[START]
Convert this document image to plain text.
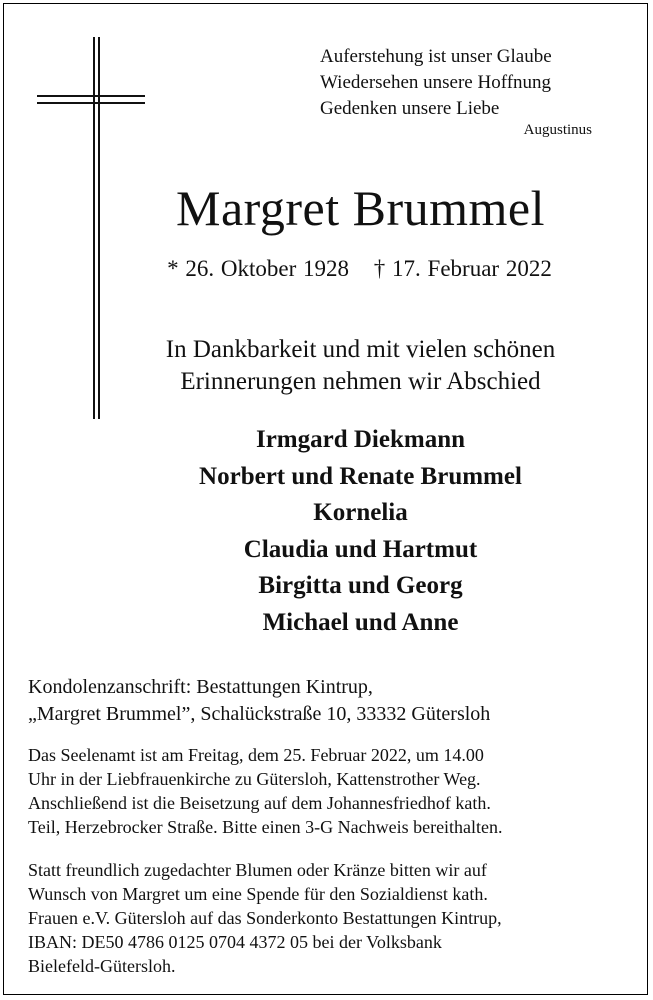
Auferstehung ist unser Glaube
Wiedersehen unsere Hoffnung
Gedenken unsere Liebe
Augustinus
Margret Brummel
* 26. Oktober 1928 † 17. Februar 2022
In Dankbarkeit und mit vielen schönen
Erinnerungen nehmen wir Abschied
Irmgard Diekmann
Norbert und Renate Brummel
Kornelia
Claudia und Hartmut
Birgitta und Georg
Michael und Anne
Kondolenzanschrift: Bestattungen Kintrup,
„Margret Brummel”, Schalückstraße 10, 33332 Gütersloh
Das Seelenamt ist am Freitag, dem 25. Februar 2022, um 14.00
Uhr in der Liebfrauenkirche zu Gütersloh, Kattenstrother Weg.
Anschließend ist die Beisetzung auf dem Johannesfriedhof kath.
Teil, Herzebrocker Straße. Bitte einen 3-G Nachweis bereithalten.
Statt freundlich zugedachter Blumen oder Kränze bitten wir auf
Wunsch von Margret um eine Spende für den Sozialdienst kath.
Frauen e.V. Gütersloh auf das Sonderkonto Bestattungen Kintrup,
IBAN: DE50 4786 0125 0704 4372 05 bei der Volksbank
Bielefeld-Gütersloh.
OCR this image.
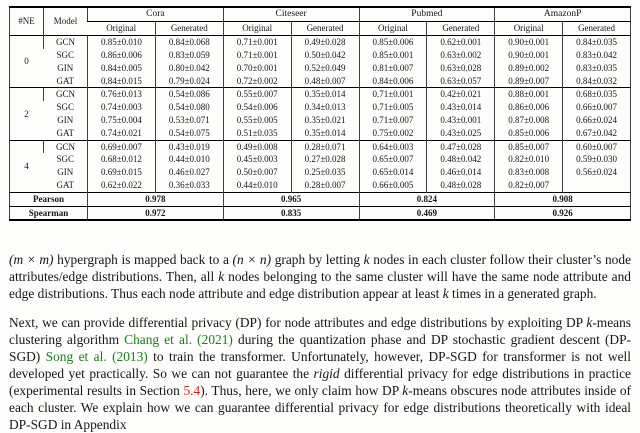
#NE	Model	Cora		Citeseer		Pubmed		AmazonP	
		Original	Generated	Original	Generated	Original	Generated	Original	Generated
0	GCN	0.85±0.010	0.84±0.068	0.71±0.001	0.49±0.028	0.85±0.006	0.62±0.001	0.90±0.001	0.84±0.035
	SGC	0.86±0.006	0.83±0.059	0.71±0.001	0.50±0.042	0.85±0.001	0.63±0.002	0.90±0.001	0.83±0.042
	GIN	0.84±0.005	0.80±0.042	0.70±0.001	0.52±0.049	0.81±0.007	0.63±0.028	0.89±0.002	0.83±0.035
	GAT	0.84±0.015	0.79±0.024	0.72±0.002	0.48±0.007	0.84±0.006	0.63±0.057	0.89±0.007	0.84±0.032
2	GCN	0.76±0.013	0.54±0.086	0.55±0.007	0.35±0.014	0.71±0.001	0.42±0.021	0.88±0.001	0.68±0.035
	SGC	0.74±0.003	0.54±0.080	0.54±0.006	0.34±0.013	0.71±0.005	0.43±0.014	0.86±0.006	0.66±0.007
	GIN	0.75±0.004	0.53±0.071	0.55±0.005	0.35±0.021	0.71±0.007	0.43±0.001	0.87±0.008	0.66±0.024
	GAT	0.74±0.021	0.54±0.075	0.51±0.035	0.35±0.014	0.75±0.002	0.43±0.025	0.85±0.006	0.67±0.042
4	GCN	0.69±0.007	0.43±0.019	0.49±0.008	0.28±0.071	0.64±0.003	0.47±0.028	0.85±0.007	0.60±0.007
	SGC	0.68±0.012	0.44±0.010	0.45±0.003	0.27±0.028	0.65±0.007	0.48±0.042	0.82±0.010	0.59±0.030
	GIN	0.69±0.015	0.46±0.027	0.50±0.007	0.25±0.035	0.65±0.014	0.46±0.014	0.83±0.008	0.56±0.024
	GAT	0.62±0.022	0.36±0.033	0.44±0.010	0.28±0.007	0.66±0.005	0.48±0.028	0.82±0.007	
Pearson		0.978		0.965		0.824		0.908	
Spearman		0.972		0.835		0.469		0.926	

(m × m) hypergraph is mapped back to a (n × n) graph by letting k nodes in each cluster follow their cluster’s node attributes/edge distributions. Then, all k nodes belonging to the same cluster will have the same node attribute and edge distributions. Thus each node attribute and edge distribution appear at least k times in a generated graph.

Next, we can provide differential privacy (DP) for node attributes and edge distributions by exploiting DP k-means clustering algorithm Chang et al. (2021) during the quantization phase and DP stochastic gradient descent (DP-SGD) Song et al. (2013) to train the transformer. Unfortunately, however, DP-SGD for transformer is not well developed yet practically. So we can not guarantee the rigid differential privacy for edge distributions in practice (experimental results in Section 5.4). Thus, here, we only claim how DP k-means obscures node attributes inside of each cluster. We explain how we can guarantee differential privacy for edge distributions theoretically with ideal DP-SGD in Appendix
[END]
■ Directions for this task ■
Transcribe all of the records above character for character. Exclude the pictures.

■ Result of this exercise ■
Convert this document image to plain text.
Auferstehung ist unser Glaube
Wiedersehen unsere Hoffnung
Gedenken unsere Liebe
Augustinus
Margret Brummel
* 26. Oktober 1928 † 17. Februar 2022
In Dankbarkeit und mit vielen schönen
Erinnerungen nehmen wir Abschied
Irmgard Diekmann
Norbert und Renate Brummel
Kornelia
Claudia und Hartmut
Birgitta und Georg
Michael und Anne
Kondolenzanschrift: Bestattungen Kintrup,
„Margret Brummel”, Schalückstraße 10, 33332 Gütersloh
Das Seelenamt ist am Freitag, dem 25. Februar 2022, um 14.00
Uhr in der Liebfrauenkirche zu Gütersloh, Kattenstrother Weg.
Anschließend ist die Beisetzung auf dem Johannesfriedhof kath.
Teil, Herzebrocker Straße. Bitte einen 3-G Nachweis bereithalten.
Statt freundlich zugedachter Blumen oder Kränze bitten wir auf
Wunsch von Margret um eine Spende für den Sozialdienst kath.
Frauen e.V. Gütersloh auf das Sonderkonto Bestattungen Kintrup,
IBAN: DE50 4786 0125 0704 4372 05 bei der Volksbank
Bielefeld-Gütersloh.
OCR this image.
#NE	Model	Cora		Citeseer		Pubmed		AmazonP	
		Original	Generated	Original	Generated	Original	Generated	Original	Generated
0	GCN	0.85±0.010	0.84±0.068	0.71±0.001	0.49±0.028	0.85±0.006	0.62±0.001	0.90±0.001	0.84±0.035
	SGC	0.86±0.006	0.83±0.059	0.71±0.001	0.50±0.042	0.85±0.001	0.63±0.002	0.90±0.001	0.83±0.042
	GIN	0.84±0.005	0.80±0.042	0.70±0.001	0.52±0.049	0.81±0.007	0.63±0.028	0.89±0.002	0.83±0.035
	GAT	0.84±0.015	0.79±0.024	0.72±0.002	0.48±0.007	0.84±0.006	0.63±0.057	0.89±0.007	0.84±0.032
2	GCN	0.76±0.013	0.54±0.086	0.55±0.007	0.35±0.014	0.71±0.001	0.42±0.021	0.88±0.001	0.68±0.035
	SGC	0.74±0.003	0.54±0.080	0.54±0.006	0.34±0.013	0.71±0.005	0.43±0.014	0.86±0.006	0.66±0.007
	GIN	0.75±0.004	0.53±0.071	0.55±0.005	0.35±0.021	0.71±0.007	0.43±0.001	0.87±0.008	0.66±0.024
	GAT	0.74±0.021	0.54±0.075	0.51±0.035	0.35±0.014	0.75±0.002	0.43±0.025	0.85±0.006	0.67±0.042
4	GCN	0.69±0.007	0.43±0.019	0.49±0.008	0.28±0.071	0.64±0.003	0.47±0.028	0.85±0.007	0.60±0.007
	SGC	0.68±0.012	0.44±0.010	0.45±0.003	0.27±0.028	0.65±0.007	0.48±0.042	0.82±0.010	0.59±0.030
	GIN	0.69±0.015	0.46±0.027	0.50±0.007	0.25±0.035	0.65±0.014	0.46±0.014	0.83±0.008	0.56±0.024
	GAT	0.62±0.022	0.36±0.033	0.44±0.010	0.28±0.007	0.66±0.005	0.48±0.028	0.82±0.007	
Pearson		0.978		0.965		0.824		0.908	
Spearman		0.972		0.835		0.469		0.926	

(m × m) hypergraph is mapped back to a (n × n) graph by letting k nodes in each cluster follow their cluster’s node attributes/edge distributions. Then, all k nodes belonging to the same cluster will have the same node attribute and edge distributions. Thus each node attribute and edge distribution appear at least k times in a generated graph.

Next, we can provide differential privacy (DP) for node attributes and edge distributions by exploiting DP k-means clustering algorithm Chang et al. (2021) during the quantization phase and DP stochastic gradient descent (DP-SGD) Song et al. (2013) to train the transformer. Unfortunately, however, DP-SGD for transformer is not well developed yet practically. So we can not guarantee the rigid differential privacy for edge distributions in practice (experimental results in Section 5.4). Thus, here, we only claim how DP k-means obscures node attributes inside of each cluster. We explain how we can guarantee differential privacy for edge distributions theoretically with ideal DP-SGD in Appendix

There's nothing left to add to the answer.